What is being asked: Pictures do not belong in the copy; transcribe everything else in the records exactly.

The input:
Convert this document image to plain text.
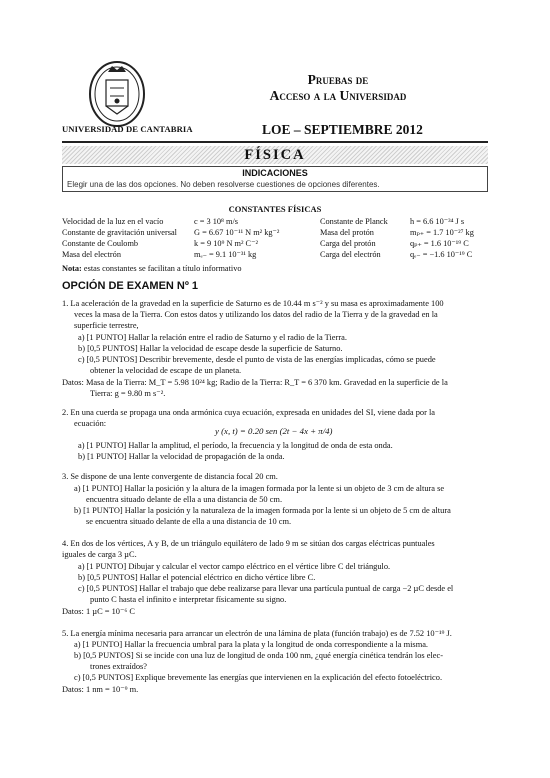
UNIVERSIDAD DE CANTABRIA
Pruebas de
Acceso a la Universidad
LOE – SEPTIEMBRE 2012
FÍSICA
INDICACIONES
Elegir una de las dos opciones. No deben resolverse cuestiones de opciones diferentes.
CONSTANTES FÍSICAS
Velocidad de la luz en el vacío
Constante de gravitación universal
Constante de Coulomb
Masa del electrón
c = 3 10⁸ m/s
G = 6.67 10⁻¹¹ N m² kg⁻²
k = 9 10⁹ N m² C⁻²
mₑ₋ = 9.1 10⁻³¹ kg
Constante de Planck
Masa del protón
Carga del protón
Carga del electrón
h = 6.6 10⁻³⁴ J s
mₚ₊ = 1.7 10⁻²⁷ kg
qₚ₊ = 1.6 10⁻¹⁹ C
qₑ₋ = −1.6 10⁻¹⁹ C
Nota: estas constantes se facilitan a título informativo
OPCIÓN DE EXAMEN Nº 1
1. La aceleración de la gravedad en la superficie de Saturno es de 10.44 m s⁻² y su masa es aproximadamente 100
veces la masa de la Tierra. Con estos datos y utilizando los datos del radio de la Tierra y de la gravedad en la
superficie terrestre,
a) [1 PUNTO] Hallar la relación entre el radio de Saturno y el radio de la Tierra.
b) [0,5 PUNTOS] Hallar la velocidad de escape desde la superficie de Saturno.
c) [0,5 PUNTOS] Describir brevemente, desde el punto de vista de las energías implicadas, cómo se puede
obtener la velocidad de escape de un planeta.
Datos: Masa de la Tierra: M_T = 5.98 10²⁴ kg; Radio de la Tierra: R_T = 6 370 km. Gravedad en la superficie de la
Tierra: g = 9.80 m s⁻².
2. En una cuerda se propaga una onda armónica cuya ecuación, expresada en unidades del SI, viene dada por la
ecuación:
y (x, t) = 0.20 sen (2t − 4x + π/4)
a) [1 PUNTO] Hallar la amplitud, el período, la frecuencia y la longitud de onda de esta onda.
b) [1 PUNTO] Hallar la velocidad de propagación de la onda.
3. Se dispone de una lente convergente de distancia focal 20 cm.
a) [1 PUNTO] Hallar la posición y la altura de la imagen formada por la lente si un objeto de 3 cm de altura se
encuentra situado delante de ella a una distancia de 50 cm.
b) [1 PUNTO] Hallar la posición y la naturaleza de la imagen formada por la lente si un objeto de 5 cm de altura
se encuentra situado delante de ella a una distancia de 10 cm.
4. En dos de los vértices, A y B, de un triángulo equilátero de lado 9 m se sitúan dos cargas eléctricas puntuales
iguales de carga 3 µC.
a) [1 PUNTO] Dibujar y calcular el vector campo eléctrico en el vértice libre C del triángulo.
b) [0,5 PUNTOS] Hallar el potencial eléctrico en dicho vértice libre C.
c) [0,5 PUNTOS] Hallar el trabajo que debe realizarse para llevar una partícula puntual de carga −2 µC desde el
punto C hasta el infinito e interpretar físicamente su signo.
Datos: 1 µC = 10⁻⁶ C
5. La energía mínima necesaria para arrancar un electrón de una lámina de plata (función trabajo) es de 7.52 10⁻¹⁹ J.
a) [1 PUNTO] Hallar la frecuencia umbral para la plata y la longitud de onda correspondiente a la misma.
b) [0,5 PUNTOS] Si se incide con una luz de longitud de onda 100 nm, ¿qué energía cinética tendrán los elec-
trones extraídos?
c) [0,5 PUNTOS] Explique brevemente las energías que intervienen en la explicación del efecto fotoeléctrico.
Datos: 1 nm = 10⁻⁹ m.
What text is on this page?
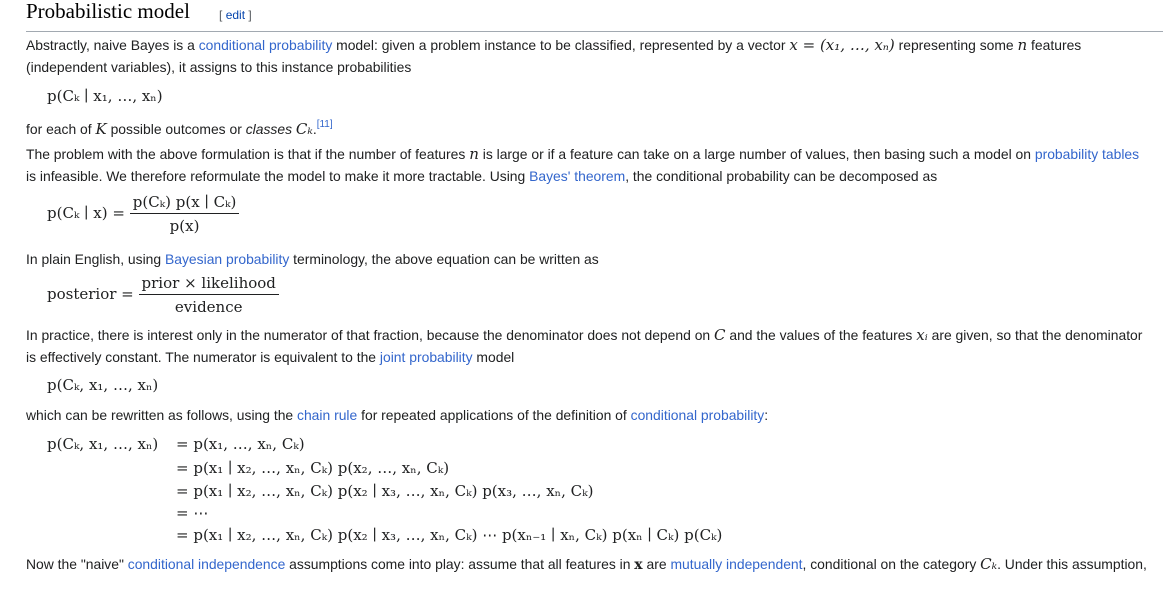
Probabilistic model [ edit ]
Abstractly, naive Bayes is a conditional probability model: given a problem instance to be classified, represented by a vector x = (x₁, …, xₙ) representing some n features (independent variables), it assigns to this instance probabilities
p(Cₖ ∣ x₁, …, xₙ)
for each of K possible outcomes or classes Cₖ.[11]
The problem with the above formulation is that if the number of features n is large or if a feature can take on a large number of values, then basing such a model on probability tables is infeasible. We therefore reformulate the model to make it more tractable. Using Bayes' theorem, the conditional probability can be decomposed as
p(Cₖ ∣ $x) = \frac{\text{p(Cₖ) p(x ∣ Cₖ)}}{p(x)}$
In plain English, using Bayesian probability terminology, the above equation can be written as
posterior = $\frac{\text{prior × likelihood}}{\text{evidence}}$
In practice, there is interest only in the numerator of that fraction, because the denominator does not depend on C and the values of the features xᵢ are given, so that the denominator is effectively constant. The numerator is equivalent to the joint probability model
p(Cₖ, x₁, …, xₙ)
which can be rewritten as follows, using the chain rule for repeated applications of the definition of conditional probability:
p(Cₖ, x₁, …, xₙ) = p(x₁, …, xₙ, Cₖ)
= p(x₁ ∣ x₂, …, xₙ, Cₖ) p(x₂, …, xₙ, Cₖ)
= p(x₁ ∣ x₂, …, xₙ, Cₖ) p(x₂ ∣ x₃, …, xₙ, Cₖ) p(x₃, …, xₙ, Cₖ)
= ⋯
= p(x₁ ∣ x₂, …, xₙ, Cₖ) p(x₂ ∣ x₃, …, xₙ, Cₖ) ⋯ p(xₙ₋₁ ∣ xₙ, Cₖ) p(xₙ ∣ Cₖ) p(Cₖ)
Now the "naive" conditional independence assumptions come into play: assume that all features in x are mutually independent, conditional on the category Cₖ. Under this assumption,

Task result:
Convert this document image to plain text.
UNIVERSIDAD DE CANTABRIA
Pruebas de
Acceso a la Universidad
LOE – SEPTIEMBRE 2012
FÍSICA
INDICACIONES
Elegir una de las dos opciones. No deben resolverse cuestiones de opciones diferentes.
CONSTANTES FÍSICAS
Velocidad de la luz en el vacío
Constante de gravitación universal
Constante de Coulomb
Masa del electrón
c = 3 10⁸ m/s
G = 6.67 10⁻¹¹ N m² kg⁻²
k = 9 10⁹ N m² C⁻²
mₑ₋ = 9.1 10⁻³¹ kg
Constante de Planck
Masa del protón
Carga del protón
Carga del electrón
h = 6.6 10⁻³⁴ J s
mₚ₊ = 1.7 10⁻²⁷ kg
qₚ₊ = 1.6 10⁻¹⁹ C
qₑ₋ = −1.6 10⁻¹⁹ C
Nota: estas constantes se facilitan a título informativo
OPCIÓN DE EXAMEN Nº 1
1. La aceleración de la gravedad en la superficie de Saturno es de 10.44 m s⁻² y su masa es aproximadamente 100
veces la masa de la Tierra. Con estos datos y utilizando los datos del radio de la Tierra y de la gravedad en la
superficie terrestre,
a) [1 PUNTO] Hallar la relación entre el radio de Saturno y el radio de la Tierra.
b) [0,5 PUNTOS] Hallar la velocidad de escape desde la superficie de Saturno.
c) [0,5 PUNTOS] Describir brevemente, desde el punto de vista de las energías implicadas, cómo se puede
obtener la velocidad de escape de un planeta.
Datos: Masa de la Tierra: M_T = 5.98 10²⁴ kg; Radio de la Tierra: R_T = 6 370 km. Gravedad en la superficie de la
Tierra: g = 9.80 m s⁻².
2. En una cuerda se propaga una onda armónica cuya ecuación, expresada en unidades del SI, viene dada por la
ecuación:
y (x, t) = 0.20 sen (2t − 4x + π/4)
a) [1 PUNTO] Hallar la amplitud, el período, la frecuencia y la longitud de onda de esta onda.
b) [1 PUNTO] Hallar la velocidad de propagación de la onda.
3. Se dispone de una lente convergente de distancia focal 20 cm.
a) [1 PUNTO] Hallar la posición y la altura de la imagen formada por la lente si un objeto de 3 cm de altura se
encuentra situado delante de ella a una distancia de 50 cm.
b) [1 PUNTO] Hallar la posición y la naturaleza de la imagen formada por la lente si un objeto de 5 cm de altura
se encuentra situado delante de ella a una distancia de 10 cm.
4. En dos de los vértices, A y B, de un triángulo equilátero de lado 9 m se sitúan dos cargas eléctricas puntuales
iguales de carga 3 µC.
a) [1 PUNTO] Dibujar y calcular el vector campo eléctrico en el vértice libre C del triángulo.
b) [0,5 PUNTOS] Hallar el potencial eléctrico en dicho vértice libre C.
c) [0,5 PUNTOS] Hallar el trabajo que debe realizarse para llevar una partícula puntual de carga −2 µC desde el
punto C hasta el infinito e interpretar físicamente su signo.
Datos: 1 µC = 10⁻⁶ C
5. La energía mínima necesaria para arrancar un electrón de una lámina de plata (función trabajo) es de 7.52 10⁻¹⁹ J.
a) [1 PUNTO] Hallar la frecuencia umbral para la plata y la longitud de onda correspondiente a la misma.
b) [0,5 PUNTOS] Si se incide con una luz de longitud de onda 100 nm, ¿qué energía cinética tendrán los elec-
trones extraídos?
c) [0,5 PUNTOS] Explique brevemente las energías que intervienen en la explicación del efecto fotoeléctrico.
Datos: 1 nm = 10⁻⁹ m.
What text is on this page?
Probabilistic model [ edit ]
Abstractly, naive Bayes is a conditional probability model: given a problem instance to be classified, represented by a vector x = (x₁, …, xₙ) representing some n features (independent variables), it assigns to this instance probabilities
p(Cₖ ∣ x₁, …, xₙ)
for each of K possible outcomes or classes Cₖ.[11]
The problem with the above formulation is that if the number of features n is large or if a feature can take on a large number of values, then basing such a model on probability tables is infeasible. We therefore reformulate the model to make it more tractable. Using Bayes' theorem, the conditional probability can be decomposed as
p(Cₖ ∣ $x) = \frac{\text{p(Cₖ) p(x ∣ Cₖ)}}{p(x)}$
In plain English, using Bayesian probability terminology, the above equation can be written as
posterior = $\frac{\text{prior × likelihood}}{\text{evidence}}$
In practice, there is interest only in the numerator of that fraction, because the denominator does not depend on C and the values of the features xᵢ are given, so that the denominator is effectively constant. The numerator is equivalent to the joint probability model
p(Cₖ, x₁, …, xₙ)
which can be rewritten as follows, using the chain rule for repeated applications of the definition of conditional probability:
p(Cₖ, x₁, …, xₙ) = p(x₁, …, xₙ, Cₖ)
= p(x₁ ∣ x₂, …, xₙ, Cₖ) p(x₂, …, xₙ, Cₖ)
= p(x₁ ∣ x₂, …, xₙ, Cₖ) p(x₂ ∣ x₃, …, xₙ, Cₖ) p(x₃, …, xₙ, Cₖ)
= ⋯
= p(x₁ ∣ x₂, …, xₙ, Cₖ) p(x₂ ∣ x₃, …, xₙ, Cₖ) ⋯ p(xₙ₋₁ ∣ xₙ, Cₖ) p(xₙ ∣ Cₖ) p(Cₖ)
Now the "naive" conditional independence assumptions come into play: assume that all features in x are mutually independent, conditional on the category Cₖ. Under this assumption,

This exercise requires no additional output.